▶ [Exercise directions] Check every line of the data below for the string "text", and copy the ones that hold it.

Stored records:
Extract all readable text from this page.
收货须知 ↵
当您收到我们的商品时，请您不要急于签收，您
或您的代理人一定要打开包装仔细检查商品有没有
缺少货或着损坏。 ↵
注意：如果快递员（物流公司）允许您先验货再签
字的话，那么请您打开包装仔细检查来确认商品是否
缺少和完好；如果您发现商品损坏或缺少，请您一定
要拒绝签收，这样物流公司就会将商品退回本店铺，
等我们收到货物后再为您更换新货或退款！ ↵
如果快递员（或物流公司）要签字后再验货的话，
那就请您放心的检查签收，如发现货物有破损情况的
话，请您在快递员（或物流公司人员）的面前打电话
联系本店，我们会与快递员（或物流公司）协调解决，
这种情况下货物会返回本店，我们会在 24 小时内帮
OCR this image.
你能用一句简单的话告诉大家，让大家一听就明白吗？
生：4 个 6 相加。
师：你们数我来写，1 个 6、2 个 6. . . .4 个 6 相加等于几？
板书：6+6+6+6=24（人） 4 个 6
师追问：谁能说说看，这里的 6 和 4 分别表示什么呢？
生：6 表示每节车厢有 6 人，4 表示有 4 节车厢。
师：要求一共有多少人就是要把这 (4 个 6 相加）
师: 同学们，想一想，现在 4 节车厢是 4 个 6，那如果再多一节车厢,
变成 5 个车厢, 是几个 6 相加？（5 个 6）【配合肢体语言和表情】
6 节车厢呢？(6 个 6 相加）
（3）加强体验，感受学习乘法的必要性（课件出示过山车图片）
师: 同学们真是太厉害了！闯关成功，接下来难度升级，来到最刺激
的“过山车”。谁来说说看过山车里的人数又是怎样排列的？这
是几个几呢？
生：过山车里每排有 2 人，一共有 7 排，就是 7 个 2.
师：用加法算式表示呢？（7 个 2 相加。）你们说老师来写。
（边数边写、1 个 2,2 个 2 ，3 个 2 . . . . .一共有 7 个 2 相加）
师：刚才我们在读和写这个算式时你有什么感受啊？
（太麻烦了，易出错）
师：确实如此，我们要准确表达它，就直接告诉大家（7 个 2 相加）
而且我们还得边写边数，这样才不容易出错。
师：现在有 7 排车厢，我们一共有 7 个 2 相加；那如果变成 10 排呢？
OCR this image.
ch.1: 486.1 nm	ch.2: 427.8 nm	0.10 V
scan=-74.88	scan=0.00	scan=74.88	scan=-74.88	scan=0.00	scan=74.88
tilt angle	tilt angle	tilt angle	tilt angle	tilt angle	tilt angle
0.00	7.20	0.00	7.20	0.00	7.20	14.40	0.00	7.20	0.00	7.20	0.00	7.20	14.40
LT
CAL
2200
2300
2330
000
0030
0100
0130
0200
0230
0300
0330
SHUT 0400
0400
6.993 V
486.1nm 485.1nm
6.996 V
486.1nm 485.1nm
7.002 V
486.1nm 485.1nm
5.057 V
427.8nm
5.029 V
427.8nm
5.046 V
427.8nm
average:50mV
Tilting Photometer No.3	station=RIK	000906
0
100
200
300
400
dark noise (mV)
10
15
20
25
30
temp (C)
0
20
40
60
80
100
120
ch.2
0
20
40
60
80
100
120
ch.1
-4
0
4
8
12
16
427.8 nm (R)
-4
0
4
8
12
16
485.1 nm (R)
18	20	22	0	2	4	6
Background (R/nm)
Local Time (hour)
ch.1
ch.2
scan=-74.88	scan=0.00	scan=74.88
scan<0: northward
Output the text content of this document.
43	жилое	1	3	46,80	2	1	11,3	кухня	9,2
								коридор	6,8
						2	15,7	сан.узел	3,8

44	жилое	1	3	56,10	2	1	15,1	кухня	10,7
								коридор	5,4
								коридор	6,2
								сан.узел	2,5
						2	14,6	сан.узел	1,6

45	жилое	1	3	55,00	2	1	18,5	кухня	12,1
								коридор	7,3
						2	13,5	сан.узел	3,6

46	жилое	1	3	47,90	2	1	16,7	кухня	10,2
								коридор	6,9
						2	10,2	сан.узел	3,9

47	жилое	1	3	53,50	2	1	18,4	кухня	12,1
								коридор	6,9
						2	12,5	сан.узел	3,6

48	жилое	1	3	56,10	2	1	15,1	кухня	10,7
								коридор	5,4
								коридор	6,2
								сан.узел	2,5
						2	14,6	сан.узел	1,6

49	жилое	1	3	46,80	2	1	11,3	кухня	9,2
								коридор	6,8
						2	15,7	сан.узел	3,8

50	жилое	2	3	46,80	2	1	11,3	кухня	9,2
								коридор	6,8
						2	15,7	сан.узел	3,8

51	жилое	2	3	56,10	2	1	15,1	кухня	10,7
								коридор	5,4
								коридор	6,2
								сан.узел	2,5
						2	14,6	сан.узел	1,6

▶ [Full answer]
Extract all readable text from this page.
Output the text content of this document.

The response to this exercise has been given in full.